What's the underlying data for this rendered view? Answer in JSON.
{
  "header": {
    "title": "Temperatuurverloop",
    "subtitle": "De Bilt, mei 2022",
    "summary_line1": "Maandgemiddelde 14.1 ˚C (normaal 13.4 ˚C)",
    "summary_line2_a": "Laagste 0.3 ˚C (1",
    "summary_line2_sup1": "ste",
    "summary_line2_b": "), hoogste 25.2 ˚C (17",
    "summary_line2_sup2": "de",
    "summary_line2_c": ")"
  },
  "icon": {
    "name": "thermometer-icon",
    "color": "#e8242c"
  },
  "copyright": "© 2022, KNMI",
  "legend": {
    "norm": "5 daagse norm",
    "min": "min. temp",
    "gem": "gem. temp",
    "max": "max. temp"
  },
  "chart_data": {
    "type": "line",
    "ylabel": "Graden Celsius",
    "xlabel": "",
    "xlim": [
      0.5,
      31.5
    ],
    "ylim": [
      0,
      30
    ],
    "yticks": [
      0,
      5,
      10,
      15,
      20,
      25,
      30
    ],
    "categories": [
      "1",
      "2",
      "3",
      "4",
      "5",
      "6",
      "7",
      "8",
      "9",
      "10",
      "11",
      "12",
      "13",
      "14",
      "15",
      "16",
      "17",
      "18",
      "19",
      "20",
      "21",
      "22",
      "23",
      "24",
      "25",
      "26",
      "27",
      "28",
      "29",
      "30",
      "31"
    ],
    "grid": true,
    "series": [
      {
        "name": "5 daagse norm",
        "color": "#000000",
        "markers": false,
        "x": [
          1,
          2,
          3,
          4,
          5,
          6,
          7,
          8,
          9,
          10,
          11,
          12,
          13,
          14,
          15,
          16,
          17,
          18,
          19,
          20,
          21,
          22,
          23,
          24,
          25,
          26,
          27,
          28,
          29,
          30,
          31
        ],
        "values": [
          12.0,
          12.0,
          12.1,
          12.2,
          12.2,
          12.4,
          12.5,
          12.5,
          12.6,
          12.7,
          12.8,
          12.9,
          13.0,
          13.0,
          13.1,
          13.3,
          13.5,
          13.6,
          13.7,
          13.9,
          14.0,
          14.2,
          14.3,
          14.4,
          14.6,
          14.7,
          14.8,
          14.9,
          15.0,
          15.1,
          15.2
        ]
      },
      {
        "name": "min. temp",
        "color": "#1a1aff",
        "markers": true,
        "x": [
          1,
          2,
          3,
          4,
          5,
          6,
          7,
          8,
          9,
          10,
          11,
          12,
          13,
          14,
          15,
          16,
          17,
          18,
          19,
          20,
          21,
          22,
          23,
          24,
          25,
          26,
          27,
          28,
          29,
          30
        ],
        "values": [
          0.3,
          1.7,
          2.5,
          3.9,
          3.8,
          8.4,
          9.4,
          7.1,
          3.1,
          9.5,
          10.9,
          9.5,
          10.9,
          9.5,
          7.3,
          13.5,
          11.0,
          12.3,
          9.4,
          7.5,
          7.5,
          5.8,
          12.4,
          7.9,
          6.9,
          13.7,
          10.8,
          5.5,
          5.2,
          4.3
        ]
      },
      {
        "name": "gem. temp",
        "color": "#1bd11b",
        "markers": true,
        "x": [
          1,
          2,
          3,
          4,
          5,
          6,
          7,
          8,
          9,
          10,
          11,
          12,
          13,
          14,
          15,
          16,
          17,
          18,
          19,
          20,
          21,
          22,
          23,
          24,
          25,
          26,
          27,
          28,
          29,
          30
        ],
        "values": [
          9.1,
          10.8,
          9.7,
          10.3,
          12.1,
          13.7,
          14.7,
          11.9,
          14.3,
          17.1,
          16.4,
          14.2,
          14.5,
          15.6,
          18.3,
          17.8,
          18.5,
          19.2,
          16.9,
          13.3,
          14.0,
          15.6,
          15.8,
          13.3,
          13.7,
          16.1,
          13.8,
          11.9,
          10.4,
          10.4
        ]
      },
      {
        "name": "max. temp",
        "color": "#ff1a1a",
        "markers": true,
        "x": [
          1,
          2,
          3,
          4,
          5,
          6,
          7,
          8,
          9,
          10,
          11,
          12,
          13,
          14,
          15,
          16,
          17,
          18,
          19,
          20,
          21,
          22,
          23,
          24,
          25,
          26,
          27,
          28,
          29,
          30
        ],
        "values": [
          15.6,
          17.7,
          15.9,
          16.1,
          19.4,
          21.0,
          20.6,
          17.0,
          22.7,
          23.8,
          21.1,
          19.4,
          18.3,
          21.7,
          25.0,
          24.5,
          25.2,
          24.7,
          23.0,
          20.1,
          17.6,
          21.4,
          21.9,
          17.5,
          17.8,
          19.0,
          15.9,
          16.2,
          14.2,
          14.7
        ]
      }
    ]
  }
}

++++++

• Given request:
Write out every line of the data that holds the word "name".

• Result for this task:
    "name": "thermometer-icon",
        "name": "5 daagse norm",
        "name": "min. temp",
        "name": "gem. temp",
        "name": "max. temp",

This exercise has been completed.